## What the task asks
Output the material beneath this task exactly, images excluded.

## Extracted entries
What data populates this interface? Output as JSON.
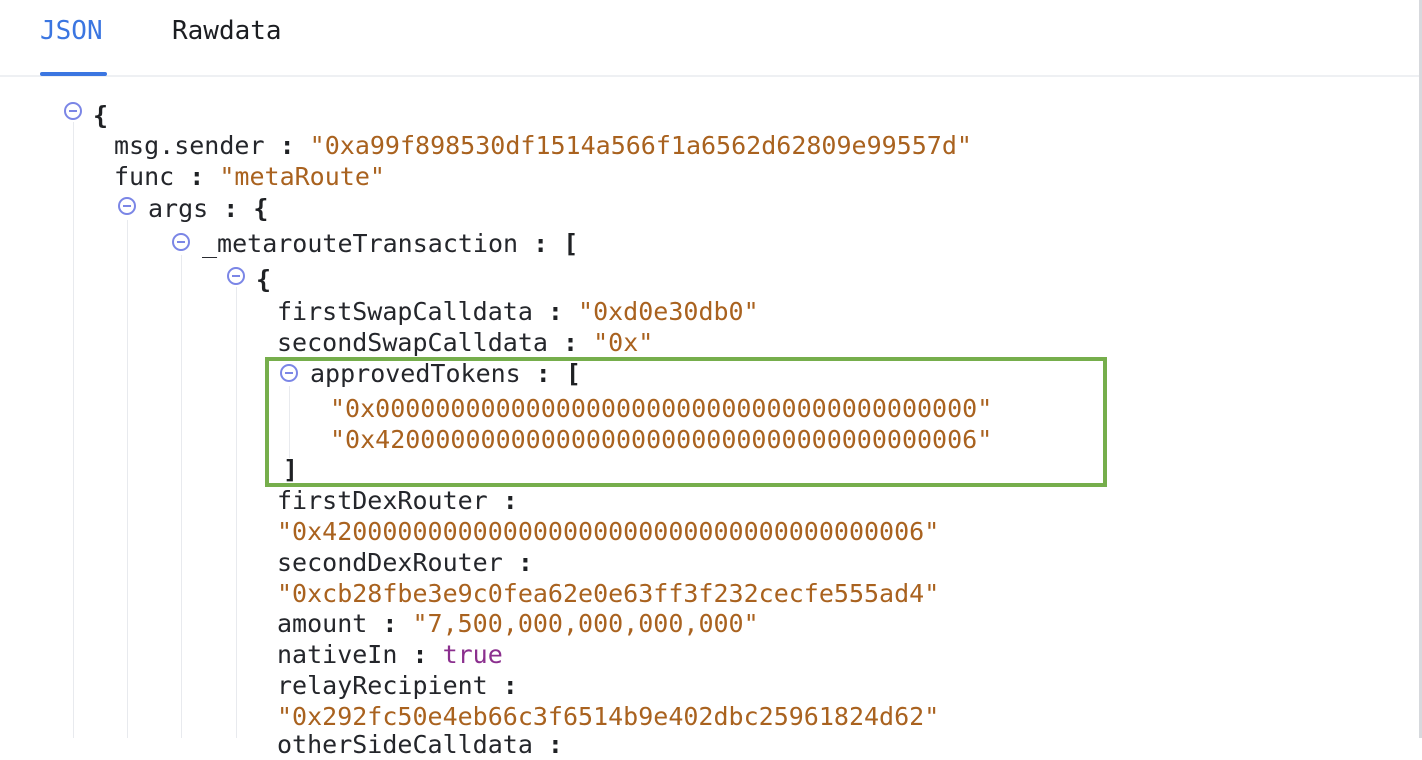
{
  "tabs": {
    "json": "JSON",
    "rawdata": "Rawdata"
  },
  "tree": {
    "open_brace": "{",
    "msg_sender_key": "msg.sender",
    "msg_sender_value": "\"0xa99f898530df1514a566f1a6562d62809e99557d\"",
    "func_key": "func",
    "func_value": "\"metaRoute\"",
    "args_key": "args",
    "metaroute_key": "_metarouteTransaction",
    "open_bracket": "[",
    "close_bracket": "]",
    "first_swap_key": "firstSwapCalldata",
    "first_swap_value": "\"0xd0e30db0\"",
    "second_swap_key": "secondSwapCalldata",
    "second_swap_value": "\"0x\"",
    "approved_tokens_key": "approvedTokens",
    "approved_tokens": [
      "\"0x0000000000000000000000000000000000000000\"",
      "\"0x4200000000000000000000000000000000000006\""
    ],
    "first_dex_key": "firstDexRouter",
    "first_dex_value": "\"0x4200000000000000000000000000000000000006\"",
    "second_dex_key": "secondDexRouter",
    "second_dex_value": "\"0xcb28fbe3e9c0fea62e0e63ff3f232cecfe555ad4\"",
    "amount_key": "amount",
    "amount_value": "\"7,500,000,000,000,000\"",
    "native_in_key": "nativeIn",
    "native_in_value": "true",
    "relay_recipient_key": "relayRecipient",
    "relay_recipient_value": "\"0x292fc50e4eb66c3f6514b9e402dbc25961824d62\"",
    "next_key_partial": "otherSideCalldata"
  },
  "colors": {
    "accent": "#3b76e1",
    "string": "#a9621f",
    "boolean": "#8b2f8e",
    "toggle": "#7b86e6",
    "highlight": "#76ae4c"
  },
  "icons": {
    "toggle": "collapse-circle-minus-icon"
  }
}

## The solution
What data populates this interface? Output as JSON.
{
  "tabs": {
    "json": "JSON",
    "rawdata": "Rawdata"
  },
  "tree": {
    "open_brace": "{",
    "msg_sender_key": "msg.sender",
    "msg_sender_value": "\"0xa99f898530df1514a566f1a6562d62809e99557d\"",
    "func_key": "func",
    "func_value": "\"metaRoute\"",
    "args_key": "args",
    "metaroute_key": "_metarouteTransaction",
    "open_bracket": "[",
    "close_bracket": "]",
    "first_swap_key": "firstSwapCalldata",
    "first_swap_value": "\"0xd0e30db0\"",
    "second_swap_key": "secondSwapCalldata",
    "second_swap_value": "\"0x\"",
    "approved_tokens_key": "approvedTokens",
    "approved_tokens": [
      "\"0x0000000000000000000000000000000000000000\"",
      "\"0x4200000000000000000000000000000000000006\""
    ],
    "first_dex_key": "firstDexRouter",
    "first_dex_value": "\"0x4200000000000000000000000000000000000006\"",
    "second_dex_key": "secondDexRouter",
    "second_dex_value": "\"0xcb28fbe3e9c0fea62e0e63ff3f232cecfe555ad4\"",
    "amount_key": "amount",
    "amount_value": "\"7,500,000,000,000,000\"",
    "native_in_key": "nativeIn",
    "native_in_value": "true",
    "relay_recipient_key": "relayRecipient",
    "relay_recipient_value": "\"0x292fc50e4eb66c3f6514b9e402dbc25961824d62\"",
    "next_key_partial": "otherSideCalldata"
  },
  "colors": {
    "accent": "#3b76e1",
    "string": "#a9621f",
    "boolean": "#8b2f8e",
    "toggle": "#7b86e6",
    "highlight": "#76ae4c"
  },
  "icons": {
    "toggle": "collapse-circle-minus-icon"
  }
}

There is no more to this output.